- QUESTÃO BREVE 1: Segundo o trecho do documento, em que ano foi feita a grande ocupação das terras onde hoje fica o Conjunto Habitacional da Aldeia, em Campos?

Julio atualmente é professor do IFF no Campus Avançado Cambuci, mestre em Políticas Sociais (UENF) e defendeu sua tese no início deste ano com o título: “Poder local, royalties e política: um Estudo Comparativo sobre a centralidade do Governo Local na definição das estratégias de enfrentamento da problemática habitacional nos Municípios de Macaé e Campos dos Goytacazes”.
As análises e abordagens que o professor/pesquisador Julio Oliveira faz do tema é
bastante interessante e contribui em muito para aprofundar o
debate sobre planejamento urbano, habitação e as demandas da população não
apenas em nossos municípios petrorrentistas. Confira:
Blog: Como você vê a
expansão das políticas habitacionais na Região Norte Fluminense, sobretudo
aquelas financiadas pelo poder local, desde o início do crescimento do repasse
dos royalties em 1998?
Julio Oliveira: A região Norte
Fluminense traz em sua história componentes básicos de exclusão social sobre os
quais a nossa sociedade foi fundada. A carência habitacional aqui é histórica e
está vinculada diretamente a existência de um passivo social histórico que se
revela na integração periférica de grande parte das famílias ao ambiente
urbano. Então aqui é facilmente perceptível a convivência de porções
territoriais nas cidades extremamente enriquecidas em contraponto à espaços de
pobreza.
Apesar de alguns gostarem de
acreditar que a intervenção urbana com a construção de habitação social parte
de benesses deste ou daquele político ou grupo político, ela antes de tudo é a
construção de um processo histórico de luta de famílias e pessoas que levaram
até o poder público local suas necessidades. Em Campos, por exemplo, onde hoje
se encontra o Conjunto Habitacional da Aldeia em 1998 foi feita uma grande
ocupação daquelas terras pelas famílias que viviam entre as margens do Rio
Paraíba e da BR 356 (Campos x Itaperuna). Aquelas famílias inauguram naquele
momento, com a ajuda do MST, um grande movimento de resistência e conseguiram
ser atendidos pelo poder local com a construção de moradias. Então a partir
daquele momento a habitação social passou a ser vista com outros olhos pelos
governantes que nos recursos provenientes dos royalties do petróleo uma base de
financiamento robusta. A habitação social então ganha destaque como uma
política de grande visibilidade por atender diretamente ao imaginário de grande
parte das famílias brasileira que é se tornar proprietários a partir da
realização do “Sonho da Casa Própria”.

- ITENS:
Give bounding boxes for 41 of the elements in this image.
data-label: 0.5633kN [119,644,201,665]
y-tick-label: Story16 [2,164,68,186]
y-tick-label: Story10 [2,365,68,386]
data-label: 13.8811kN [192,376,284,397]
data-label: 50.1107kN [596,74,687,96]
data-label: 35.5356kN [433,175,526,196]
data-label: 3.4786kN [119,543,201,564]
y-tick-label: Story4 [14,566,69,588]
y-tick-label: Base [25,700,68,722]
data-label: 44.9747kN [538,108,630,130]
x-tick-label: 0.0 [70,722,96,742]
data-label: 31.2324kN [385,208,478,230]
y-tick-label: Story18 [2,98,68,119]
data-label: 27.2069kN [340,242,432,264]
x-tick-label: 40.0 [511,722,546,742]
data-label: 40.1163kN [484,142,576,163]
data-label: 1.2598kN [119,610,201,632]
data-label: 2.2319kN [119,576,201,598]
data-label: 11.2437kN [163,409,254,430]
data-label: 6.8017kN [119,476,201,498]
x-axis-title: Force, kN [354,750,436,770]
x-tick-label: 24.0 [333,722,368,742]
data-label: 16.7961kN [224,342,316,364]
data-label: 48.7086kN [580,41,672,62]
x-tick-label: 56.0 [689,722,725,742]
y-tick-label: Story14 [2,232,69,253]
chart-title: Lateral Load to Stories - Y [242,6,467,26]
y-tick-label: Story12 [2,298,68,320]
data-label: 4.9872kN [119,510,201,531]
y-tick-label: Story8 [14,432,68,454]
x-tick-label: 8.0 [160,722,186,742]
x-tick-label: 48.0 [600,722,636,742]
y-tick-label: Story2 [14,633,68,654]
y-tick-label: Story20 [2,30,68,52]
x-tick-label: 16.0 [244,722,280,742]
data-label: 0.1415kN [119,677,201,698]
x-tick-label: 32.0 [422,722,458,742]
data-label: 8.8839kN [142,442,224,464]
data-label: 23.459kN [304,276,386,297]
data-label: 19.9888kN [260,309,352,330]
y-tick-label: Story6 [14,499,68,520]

- QUESTÃO BREVE 2: Reescreva a listagem desde o início até a linha com "data-label: 31.2324kN [385,208,478,230]", inclusive, trocando "y-tick-label" por "eixo-y" e mantendo todo o resto inalterado.

- RESPOSTA 1: Em 1998.

- RESPOSTA 2:
Give bounding boxes for 41 of the elements in this image.
data-label: 0.5633kN [119,644,201,665]
eixo-y: Story16 [2,164,68,186]
eixo-y: Story10 [2,365,68,386]
data-label: 13.8811kN [192,376,284,397]
data-label: 50.1107kN [596,74,687,96]
data-label: 35.5356kN [433,175,526,196]
data-label: 3.4786kN [119,543,201,564]
eixo-y: Story4 [14,566,69,588]
eixo-y: Base [25,700,68,722]
data-label: 44.9747kN [538,108,630,130]
x-tick-label: 0.0 [70,722,96,742]
data-label: 31.2324kN [385,208,478,230]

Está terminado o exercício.